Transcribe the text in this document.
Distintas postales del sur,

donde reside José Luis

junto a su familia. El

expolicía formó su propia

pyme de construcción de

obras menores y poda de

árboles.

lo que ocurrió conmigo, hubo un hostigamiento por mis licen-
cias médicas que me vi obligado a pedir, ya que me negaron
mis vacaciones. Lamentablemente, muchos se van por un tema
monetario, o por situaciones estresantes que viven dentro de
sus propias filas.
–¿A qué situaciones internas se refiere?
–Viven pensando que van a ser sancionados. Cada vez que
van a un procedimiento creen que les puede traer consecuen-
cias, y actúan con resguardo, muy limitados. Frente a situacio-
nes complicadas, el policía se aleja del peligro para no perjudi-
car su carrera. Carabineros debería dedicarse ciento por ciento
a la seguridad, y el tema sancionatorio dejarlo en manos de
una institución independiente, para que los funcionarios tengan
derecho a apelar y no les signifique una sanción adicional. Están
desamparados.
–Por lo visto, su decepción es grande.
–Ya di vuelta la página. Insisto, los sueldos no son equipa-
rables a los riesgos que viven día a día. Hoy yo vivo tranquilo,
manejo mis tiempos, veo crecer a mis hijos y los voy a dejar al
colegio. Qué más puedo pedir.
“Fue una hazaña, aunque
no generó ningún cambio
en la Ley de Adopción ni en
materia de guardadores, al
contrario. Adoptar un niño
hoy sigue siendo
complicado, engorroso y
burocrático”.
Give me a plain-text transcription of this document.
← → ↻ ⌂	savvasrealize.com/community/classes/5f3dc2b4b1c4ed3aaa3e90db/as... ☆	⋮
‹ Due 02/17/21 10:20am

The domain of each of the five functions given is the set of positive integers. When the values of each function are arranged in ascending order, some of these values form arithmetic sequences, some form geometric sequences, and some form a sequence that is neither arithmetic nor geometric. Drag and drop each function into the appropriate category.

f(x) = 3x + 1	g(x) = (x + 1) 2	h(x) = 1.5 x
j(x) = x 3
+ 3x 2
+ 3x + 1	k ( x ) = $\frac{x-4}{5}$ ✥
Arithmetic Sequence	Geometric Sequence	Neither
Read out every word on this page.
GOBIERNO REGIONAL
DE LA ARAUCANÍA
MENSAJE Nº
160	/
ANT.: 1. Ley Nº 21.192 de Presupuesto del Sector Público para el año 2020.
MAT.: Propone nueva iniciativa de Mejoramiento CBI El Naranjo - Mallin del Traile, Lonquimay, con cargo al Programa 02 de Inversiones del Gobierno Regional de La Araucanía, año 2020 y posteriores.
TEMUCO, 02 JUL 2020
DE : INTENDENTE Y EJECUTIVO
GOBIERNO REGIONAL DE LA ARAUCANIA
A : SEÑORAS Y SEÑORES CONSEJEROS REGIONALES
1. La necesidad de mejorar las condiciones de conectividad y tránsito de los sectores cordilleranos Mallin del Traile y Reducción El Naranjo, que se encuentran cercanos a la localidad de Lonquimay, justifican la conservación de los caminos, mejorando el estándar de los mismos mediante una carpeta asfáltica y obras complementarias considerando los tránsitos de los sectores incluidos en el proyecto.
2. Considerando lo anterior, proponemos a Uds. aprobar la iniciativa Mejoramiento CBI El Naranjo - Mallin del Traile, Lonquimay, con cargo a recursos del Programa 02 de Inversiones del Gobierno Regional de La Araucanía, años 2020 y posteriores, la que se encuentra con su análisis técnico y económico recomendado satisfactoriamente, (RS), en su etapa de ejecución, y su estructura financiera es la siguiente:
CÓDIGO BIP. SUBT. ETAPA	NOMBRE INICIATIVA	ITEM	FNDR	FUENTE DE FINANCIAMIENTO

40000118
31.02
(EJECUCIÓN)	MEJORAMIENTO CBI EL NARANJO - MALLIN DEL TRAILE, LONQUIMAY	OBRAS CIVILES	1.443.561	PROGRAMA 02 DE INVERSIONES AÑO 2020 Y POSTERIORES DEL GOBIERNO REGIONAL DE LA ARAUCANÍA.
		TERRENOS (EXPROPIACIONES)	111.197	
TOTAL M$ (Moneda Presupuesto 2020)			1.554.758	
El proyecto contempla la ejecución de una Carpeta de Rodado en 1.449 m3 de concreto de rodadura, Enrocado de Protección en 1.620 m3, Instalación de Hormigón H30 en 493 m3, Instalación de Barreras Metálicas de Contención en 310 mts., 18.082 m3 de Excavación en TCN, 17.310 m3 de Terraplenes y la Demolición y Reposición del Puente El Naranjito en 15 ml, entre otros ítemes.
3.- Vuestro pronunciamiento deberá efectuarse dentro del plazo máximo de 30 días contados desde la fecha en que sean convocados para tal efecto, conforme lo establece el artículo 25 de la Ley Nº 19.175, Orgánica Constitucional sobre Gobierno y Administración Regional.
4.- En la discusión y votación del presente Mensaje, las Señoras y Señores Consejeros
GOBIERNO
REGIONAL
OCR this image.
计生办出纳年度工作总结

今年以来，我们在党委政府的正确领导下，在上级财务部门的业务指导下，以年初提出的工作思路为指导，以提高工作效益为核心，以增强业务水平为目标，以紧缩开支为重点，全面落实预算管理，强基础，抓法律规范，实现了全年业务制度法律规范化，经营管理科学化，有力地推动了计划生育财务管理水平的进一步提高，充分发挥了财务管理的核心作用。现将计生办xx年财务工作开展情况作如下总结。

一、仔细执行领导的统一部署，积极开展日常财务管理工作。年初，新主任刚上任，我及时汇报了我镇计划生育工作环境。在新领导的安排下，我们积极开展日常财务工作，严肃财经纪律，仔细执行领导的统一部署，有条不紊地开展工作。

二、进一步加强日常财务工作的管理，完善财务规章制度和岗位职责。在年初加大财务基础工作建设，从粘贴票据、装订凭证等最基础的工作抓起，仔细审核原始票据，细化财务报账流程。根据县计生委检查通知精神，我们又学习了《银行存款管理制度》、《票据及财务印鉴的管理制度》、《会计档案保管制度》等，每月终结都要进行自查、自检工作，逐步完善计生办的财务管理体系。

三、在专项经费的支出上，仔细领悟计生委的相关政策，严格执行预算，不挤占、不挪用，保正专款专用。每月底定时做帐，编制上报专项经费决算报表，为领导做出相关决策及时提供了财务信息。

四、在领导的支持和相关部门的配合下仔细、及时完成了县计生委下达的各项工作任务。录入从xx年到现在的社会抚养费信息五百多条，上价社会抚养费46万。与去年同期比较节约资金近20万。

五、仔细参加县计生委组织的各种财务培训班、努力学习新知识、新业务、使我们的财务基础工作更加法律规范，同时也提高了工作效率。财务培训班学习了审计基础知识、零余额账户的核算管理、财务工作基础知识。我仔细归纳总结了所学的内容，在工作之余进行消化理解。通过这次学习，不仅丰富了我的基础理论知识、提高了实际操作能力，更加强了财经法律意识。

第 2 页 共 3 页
------------------------------------------------------------------------
■ **Required work**
Every line containing the string "pedir" must be listed.

■ **Complete response**
cias médicas que me vi obligado a pedir, ya que me negaron
colegio. Qué más puedo pedir.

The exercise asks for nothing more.